• Problem
Without further comment, state how many lines in the listing below contain the word "DATE".

###

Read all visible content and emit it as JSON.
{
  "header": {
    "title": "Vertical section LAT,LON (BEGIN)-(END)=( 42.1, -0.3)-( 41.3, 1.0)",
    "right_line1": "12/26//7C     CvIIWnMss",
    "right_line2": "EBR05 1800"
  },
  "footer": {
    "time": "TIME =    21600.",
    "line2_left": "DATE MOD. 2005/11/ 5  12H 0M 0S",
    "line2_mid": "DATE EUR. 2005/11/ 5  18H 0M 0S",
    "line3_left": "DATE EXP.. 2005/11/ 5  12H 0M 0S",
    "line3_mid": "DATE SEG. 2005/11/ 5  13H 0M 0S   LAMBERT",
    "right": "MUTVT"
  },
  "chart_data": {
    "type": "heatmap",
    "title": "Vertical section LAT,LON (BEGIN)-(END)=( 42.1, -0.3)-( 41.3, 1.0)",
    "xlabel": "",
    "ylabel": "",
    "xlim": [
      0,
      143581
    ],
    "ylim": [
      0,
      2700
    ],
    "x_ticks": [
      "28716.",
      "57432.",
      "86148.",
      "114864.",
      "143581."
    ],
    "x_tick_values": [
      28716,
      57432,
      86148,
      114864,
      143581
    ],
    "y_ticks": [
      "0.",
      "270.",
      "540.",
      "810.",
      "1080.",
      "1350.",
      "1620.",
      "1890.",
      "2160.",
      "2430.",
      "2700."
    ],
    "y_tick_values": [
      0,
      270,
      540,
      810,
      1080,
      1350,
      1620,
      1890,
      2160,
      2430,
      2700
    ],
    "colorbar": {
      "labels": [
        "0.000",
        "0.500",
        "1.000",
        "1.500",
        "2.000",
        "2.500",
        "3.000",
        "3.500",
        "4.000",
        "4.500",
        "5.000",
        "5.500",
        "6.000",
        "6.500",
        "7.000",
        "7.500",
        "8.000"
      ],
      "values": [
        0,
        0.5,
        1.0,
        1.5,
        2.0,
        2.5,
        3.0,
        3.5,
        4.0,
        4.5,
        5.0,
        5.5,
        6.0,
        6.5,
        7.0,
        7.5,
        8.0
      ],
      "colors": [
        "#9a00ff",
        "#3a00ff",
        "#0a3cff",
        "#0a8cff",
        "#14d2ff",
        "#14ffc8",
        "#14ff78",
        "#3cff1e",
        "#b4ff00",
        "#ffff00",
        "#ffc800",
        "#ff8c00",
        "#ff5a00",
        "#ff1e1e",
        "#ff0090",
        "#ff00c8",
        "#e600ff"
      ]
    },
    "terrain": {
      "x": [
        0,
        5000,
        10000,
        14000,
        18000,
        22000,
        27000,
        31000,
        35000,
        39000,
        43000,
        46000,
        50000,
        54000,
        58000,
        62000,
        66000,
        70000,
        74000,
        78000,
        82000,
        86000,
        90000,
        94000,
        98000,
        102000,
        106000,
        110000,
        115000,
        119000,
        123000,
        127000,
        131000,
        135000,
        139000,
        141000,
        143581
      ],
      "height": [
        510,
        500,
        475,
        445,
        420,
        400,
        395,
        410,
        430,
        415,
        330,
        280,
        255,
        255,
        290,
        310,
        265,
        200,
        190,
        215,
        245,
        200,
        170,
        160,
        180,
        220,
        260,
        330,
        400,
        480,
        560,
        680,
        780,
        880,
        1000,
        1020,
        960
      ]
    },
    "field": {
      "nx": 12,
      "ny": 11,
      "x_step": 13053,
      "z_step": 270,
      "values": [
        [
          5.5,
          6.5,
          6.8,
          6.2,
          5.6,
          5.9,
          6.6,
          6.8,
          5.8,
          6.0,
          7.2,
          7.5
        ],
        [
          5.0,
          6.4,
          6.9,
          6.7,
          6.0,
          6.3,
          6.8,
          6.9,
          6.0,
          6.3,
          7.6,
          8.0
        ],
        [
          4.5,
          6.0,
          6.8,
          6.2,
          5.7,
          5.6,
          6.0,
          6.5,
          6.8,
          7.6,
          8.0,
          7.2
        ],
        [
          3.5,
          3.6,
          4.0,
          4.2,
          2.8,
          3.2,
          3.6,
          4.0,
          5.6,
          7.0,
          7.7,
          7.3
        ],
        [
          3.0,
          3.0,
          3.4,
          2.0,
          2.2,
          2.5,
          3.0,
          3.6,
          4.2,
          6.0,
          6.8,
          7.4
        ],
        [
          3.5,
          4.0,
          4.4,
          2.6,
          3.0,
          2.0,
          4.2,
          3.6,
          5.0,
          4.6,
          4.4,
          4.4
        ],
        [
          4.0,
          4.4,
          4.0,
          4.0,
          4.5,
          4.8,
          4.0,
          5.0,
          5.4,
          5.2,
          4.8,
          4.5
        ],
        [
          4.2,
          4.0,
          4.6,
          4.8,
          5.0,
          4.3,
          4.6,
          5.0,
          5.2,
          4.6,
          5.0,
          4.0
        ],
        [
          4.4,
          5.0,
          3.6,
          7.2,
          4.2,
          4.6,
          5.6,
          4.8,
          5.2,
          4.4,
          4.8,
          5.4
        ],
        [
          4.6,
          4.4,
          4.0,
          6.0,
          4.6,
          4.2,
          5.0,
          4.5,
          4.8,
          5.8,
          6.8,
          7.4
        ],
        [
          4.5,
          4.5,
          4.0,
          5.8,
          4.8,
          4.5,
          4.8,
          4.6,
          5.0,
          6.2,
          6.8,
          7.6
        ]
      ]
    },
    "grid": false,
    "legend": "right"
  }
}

###

• Task answer
4